### PROVIDED INFORMATION
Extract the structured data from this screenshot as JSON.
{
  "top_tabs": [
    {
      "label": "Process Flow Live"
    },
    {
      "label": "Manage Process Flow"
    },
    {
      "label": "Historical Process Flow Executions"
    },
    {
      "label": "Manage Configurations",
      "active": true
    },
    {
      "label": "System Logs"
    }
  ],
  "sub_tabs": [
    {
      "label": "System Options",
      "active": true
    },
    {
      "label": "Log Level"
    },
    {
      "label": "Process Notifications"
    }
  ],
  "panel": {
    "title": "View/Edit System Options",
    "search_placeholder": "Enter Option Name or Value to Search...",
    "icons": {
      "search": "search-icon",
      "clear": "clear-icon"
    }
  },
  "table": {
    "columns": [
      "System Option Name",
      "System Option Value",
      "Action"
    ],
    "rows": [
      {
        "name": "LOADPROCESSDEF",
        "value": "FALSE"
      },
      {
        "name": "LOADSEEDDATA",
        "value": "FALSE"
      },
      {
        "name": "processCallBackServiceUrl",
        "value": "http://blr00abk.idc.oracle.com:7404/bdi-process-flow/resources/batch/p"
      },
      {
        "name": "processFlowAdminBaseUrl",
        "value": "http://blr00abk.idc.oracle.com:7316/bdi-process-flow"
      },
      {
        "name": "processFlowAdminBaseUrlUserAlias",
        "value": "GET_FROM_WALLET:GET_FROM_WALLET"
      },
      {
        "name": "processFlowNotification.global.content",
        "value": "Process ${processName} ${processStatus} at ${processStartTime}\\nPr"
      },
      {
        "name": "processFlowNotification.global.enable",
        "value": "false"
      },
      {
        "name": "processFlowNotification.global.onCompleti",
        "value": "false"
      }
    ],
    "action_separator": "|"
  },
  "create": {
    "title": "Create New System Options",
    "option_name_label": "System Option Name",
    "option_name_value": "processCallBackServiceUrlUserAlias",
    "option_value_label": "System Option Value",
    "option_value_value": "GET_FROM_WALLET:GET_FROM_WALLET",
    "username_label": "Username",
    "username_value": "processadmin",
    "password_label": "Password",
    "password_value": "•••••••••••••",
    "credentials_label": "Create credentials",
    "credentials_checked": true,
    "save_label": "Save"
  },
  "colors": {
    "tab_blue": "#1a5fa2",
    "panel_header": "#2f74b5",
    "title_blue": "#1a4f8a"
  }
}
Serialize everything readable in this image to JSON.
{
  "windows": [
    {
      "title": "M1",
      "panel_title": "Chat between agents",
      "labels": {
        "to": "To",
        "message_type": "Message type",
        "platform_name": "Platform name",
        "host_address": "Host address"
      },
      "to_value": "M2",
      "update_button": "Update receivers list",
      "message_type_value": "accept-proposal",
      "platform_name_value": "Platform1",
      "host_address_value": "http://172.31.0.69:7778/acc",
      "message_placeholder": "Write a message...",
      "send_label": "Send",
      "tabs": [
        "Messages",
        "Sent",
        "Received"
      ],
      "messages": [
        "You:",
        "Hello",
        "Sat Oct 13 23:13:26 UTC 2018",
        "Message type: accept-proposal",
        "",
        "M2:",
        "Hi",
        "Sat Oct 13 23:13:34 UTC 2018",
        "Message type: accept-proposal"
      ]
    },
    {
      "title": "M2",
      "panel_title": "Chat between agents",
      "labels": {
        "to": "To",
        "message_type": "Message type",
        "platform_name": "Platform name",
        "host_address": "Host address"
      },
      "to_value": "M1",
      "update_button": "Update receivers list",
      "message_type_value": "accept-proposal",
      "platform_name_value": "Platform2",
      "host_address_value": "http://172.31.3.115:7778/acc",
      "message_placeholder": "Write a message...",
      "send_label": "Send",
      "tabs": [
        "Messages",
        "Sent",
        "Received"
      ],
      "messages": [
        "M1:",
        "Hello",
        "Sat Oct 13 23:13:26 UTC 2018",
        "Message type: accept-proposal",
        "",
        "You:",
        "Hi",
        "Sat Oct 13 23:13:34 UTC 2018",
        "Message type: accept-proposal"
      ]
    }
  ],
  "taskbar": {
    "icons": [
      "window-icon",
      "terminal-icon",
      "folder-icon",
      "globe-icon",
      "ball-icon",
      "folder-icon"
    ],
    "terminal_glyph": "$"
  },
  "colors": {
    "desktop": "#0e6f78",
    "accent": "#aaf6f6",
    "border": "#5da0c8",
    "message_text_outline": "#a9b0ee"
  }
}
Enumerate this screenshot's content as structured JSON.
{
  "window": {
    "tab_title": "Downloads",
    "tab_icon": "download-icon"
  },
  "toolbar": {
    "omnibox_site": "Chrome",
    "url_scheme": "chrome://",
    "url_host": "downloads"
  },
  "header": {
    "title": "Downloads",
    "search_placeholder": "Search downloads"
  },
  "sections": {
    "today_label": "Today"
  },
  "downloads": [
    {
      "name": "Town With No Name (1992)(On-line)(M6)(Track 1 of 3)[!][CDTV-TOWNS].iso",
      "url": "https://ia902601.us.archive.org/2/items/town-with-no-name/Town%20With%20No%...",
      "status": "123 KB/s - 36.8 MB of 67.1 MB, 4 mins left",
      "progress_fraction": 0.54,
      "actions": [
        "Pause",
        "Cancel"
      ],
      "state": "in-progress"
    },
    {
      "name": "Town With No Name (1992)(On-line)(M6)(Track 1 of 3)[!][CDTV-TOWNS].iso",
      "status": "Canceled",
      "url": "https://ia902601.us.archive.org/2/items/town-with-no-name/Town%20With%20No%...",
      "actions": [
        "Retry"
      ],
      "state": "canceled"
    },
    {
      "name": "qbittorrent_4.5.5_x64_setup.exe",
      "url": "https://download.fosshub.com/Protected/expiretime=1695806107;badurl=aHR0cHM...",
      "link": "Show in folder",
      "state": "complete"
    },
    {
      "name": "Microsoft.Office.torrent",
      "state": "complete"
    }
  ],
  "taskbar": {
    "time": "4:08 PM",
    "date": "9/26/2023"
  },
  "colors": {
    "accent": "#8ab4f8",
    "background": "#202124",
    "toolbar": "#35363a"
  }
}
######
> **WHAT TO WORK ON**
Where a line holds "folder", copy that line.

> **TASK RESPONSE**
      "folder-icon",
      "folder-icon"
      "link": "Show in folder",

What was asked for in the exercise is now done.